WRITTEN EXERCISE A: In the records that follow the text, write out everything from the start down to the line containing "subscript: 2 bbox=[307, 958, 314, 968]", copying each line word for word.

SELECTED EXTRACT:
** begin **

Monday, April 30, 2007

On Meeting Salman Rushdie

For most of last week I was at the PEN conference in New York. I missed last year’s because I was in Los Angeles losing the Los Angeles Times Book Award for Best First Work of Fiction to Uzodimna Iweala’s Beasts Of No Nation. This year’s theme was Home and Away and I made sure to go for many reasons, not the least being that ‘home and away’ defines my very existence. At home my wish to be away comes down on me like a sickness. Away, where I can convert home into a concept instead of a place, I miss the idea of Jamaica only to go home and be confronted with the reality of Jamaican life and pine yet again for being away.

Anyway I’m at this PEN Conference and the one set of people you cannot get away from are writers. Around writers I cease being a writer and I hate it. I become a speechless, awkward fan and try to stay as far away from them as possible. Especially if I idolize the writer. In some alternative universe I’m being dismissed by some of those writers as the aloof snob with dreadlocks who hovers in and out of readings and never talks to people, when I truth I’m just a fan who has gotten drunk on their work in the past and fear that in meeting them I will blow it and come across as the same gushing, guffawing nerd that nobody likes.

** end **

DATA LISTING:

** begin **

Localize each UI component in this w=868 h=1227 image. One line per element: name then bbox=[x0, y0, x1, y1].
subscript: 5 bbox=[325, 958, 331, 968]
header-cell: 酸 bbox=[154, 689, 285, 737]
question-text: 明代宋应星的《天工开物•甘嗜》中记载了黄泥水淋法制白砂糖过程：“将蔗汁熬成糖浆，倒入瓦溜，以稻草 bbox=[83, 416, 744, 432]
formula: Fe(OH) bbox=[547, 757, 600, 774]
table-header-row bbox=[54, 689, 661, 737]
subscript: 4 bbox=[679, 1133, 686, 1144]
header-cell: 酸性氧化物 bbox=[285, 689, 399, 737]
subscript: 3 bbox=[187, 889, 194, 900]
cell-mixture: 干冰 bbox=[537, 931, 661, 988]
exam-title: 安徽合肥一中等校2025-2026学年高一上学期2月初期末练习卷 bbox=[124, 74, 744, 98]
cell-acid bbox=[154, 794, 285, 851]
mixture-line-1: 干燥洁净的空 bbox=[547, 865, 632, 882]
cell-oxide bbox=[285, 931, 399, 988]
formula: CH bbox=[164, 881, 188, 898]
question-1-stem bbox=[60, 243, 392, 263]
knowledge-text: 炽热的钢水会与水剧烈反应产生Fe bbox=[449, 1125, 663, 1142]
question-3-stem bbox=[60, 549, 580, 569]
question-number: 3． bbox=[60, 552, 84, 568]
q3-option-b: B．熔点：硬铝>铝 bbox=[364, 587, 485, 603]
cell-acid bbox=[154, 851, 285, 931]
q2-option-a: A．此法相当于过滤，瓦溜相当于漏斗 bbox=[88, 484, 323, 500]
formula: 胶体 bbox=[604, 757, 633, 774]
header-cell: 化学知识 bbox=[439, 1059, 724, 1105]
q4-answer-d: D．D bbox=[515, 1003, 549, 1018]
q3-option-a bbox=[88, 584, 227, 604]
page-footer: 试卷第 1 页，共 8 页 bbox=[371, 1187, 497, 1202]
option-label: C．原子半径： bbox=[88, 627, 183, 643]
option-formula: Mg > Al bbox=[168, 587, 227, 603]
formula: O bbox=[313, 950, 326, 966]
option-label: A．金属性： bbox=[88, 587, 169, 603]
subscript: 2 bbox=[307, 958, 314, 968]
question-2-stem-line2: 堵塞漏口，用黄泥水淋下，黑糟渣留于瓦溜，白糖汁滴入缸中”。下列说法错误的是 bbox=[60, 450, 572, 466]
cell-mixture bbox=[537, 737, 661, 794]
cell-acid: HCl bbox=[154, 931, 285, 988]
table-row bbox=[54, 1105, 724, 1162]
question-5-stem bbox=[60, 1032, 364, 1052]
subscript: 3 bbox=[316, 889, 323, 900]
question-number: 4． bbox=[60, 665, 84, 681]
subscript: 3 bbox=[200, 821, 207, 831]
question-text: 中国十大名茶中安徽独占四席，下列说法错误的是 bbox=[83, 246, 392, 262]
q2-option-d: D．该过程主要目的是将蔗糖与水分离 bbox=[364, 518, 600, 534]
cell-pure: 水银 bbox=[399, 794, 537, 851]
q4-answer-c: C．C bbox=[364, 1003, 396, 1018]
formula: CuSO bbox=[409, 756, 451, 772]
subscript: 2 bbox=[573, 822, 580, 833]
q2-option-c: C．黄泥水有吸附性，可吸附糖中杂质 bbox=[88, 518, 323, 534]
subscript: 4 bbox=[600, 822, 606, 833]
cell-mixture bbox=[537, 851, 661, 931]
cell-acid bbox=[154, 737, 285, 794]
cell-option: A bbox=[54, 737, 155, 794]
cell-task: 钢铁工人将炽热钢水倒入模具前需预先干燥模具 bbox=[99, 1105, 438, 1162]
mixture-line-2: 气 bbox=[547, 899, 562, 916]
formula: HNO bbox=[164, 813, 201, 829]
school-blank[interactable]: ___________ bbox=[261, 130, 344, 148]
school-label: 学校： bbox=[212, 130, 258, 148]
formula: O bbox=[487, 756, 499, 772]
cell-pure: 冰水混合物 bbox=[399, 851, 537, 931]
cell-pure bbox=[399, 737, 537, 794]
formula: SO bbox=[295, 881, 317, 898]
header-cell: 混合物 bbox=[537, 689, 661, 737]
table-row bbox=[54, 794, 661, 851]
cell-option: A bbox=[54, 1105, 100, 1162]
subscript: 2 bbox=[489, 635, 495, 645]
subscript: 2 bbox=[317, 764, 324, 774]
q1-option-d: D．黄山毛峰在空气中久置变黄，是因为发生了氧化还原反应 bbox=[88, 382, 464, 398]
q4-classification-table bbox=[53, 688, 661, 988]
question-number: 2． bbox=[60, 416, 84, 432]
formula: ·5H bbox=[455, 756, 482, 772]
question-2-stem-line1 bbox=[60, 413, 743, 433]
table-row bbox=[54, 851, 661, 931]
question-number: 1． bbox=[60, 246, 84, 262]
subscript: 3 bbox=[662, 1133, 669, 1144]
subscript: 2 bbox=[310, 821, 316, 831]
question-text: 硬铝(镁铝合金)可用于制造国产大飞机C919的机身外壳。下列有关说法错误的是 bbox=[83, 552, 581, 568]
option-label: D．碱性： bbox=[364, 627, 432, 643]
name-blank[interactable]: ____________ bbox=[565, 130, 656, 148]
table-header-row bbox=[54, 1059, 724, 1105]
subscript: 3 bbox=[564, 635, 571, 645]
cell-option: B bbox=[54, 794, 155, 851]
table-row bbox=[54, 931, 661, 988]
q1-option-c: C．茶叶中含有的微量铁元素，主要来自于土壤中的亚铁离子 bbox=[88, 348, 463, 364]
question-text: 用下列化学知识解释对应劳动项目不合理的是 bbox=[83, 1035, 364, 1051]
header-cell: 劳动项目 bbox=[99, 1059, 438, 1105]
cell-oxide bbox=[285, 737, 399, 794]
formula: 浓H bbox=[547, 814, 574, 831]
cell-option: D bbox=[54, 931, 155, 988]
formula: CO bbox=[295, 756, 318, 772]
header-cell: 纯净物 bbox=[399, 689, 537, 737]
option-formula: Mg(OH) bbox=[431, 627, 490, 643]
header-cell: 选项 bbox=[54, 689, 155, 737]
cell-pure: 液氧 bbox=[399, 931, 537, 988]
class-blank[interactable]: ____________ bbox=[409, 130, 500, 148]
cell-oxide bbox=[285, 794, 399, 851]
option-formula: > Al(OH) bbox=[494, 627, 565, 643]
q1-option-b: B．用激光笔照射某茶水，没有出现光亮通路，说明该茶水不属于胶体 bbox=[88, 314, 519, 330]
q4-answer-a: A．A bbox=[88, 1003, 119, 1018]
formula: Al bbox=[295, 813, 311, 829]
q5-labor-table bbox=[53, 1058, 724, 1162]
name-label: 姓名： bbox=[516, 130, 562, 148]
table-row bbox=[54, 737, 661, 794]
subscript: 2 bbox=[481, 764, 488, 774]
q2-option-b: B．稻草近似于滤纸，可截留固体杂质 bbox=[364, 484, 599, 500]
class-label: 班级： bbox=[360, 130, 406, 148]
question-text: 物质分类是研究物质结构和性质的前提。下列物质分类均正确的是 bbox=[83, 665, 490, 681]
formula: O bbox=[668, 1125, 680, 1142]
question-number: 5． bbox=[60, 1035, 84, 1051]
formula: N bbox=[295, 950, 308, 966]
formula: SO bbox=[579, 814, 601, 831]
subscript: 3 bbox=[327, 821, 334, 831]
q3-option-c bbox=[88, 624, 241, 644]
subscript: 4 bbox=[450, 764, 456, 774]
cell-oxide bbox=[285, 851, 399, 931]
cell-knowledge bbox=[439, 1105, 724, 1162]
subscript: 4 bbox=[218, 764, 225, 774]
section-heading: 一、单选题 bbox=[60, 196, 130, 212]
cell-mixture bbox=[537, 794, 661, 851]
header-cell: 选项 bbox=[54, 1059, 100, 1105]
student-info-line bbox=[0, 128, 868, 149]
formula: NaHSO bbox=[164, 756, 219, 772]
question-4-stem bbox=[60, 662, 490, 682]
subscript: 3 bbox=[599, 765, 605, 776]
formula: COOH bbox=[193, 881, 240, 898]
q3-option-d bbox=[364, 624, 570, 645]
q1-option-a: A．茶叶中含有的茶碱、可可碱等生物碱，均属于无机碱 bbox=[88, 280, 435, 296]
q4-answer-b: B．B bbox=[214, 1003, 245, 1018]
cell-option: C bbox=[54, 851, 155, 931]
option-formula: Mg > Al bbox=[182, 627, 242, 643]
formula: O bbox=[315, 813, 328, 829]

** end **

WRITTEN EXERCISE B: According to the post about the PEN conference, what was the theme of this year's conference?

FULL RESPONSE A:
Localize each UI component in this w=868 h=1227 image. One line per element: name then bbox=[x0, y0, x1, y1].
subscript: 5 bbox=[325, 958, 331, 968]
header-cell: 酸 bbox=[154, 689, 285, 737]
question-text: 明代宋应星的《天工开物•甘嗜》中记载了黄泥水淋法制白砂糖过程：“将蔗汁熬成糖浆，倒入瓦溜，以稻草 bbox=[83, 416, 744, 432]
formula: Fe(OH) bbox=[547, 757, 600, 774]
table-header-row bbox=[54, 689, 661, 737]
subscript: 4 bbox=[679, 1133, 686, 1144]
header-cell: 酸性氧化物 bbox=[285, 689, 399, 737]
subscript: 3 bbox=[187, 889, 194, 900]
cell-mixture: 干冰 bbox=[537, 931, 661, 988]
exam-title: 安徽合肥一中等校2025-2026学年高一上学期2月初期末练习卷 bbox=[124, 74, 744, 98]
cell-acid bbox=[154, 794, 285, 851]
mixture-line-1: 干燥洁净的空 bbox=[547, 865, 632, 882]
cell-oxide bbox=[285, 931, 399, 988]
formula: CH bbox=[164, 881, 188, 898]
question-1-stem bbox=[60, 243, 392, 263]
knowledge-text: 炽热的钢水会与水剧烈反应产生Fe bbox=[449, 1125, 663, 1142]
question-3-stem bbox=[60, 549, 580, 569]
question-number: 3． bbox=[60, 552, 84, 568]
q3-option-b: B．熔点：硬铝>铝 bbox=[364, 587, 485, 603]
cell-acid bbox=[154, 851, 285, 931]
q2-option-a: A．此法相当于过滤，瓦溜相当于漏斗 bbox=[88, 484, 323, 500]
formula: 胶体 bbox=[604, 757, 633, 774]
header-cell: 化学知识 bbox=[439, 1059, 724, 1105]
q4-answer-d: D．D bbox=[515, 1003, 549, 1018]
q3-option-a bbox=[88, 584, 227, 604]
page-footer: 试卷第 1 页，共 8 页 bbox=[371, 1187, 497, 1202]
option-label: C．原子半径： bbox=[88, 627, 183, 643]
option-formula: Mg > Al bbox=[168, 587, 227, 603]
formula: O bbox=[313, 950, 326, 966]
option-label: A．金属性： bbox=[88, 587, 169, 603]
subscript: 2 bbox=[307, 958, 314, 968]

FULL RESPONSE B: Home and Away.